Items from a figure collection.
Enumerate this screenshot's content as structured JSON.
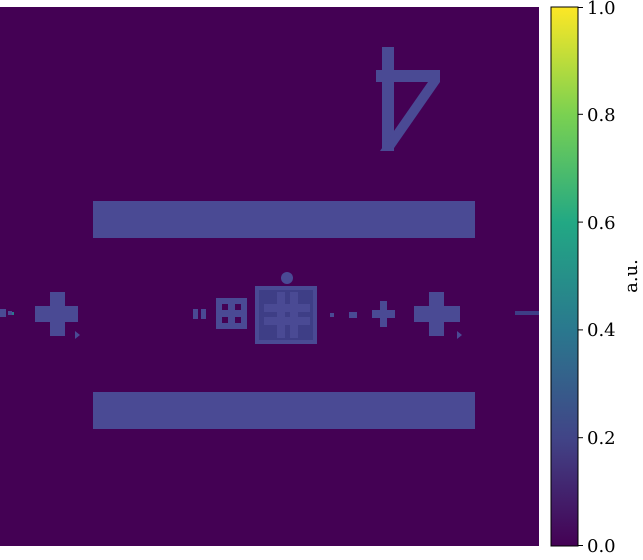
{
  "figure": {
    "colormap": "viridis",
    "background_color": "#440154",
    "feature_color": "#4a4a94"
  },
  "colorbar": {
    "label": "a.u.",
    "min": 0.0,
    "max": 1.0,
    "ticks": [
      "0.0",
      "0.2",
      "0.4",
      "0.6",
      "0.8",
      "1.0"
    ],
    "gradient_stops": [
      "#440154",
      "#414487",
      "#2a788e",
      "#22a884",
      "#7ad151",
      "#fde725"
    ]
  }
}
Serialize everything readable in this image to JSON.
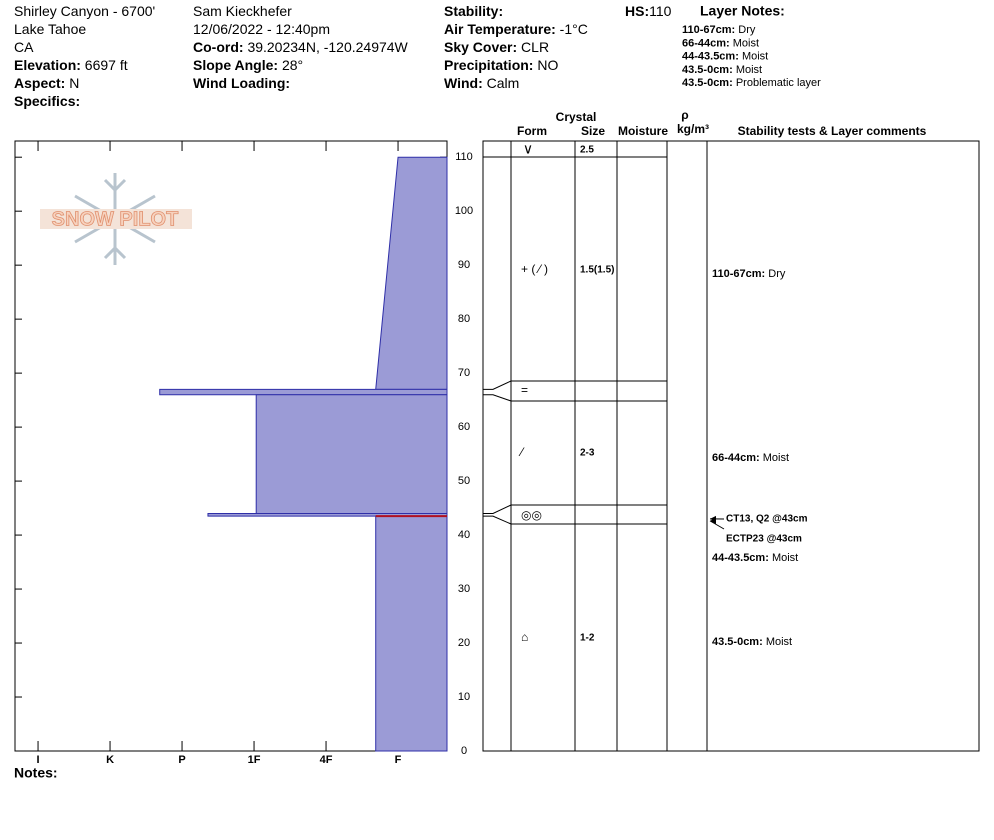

REQUIREMENT. Take the listing above and print it exactly, apart from the pictures.

RESULT.
Enumerate this screenshot's content as structured JSON.
{
  "figure": {
    "colormap": "viridis",
    "background_color": "#440154",
    "feature_color": "#4a4a94"
  },
  "colorbar": {
    "label": "a.u.",
    "min": 0.0,
    "max": 1.0,
    "ticks": [
      "0.0",
      "0.2",
      "0.4",
      "0.6",
      "0.8",
      "1.0"
    ],
    "gradient_stops": [
      "#440154",
      "#414487",
      "#2a788e",
      "#22a884",
      "#7ad151",
      "#fde725"
    ]
  }
}
Serialize everything readable in this image to JSON.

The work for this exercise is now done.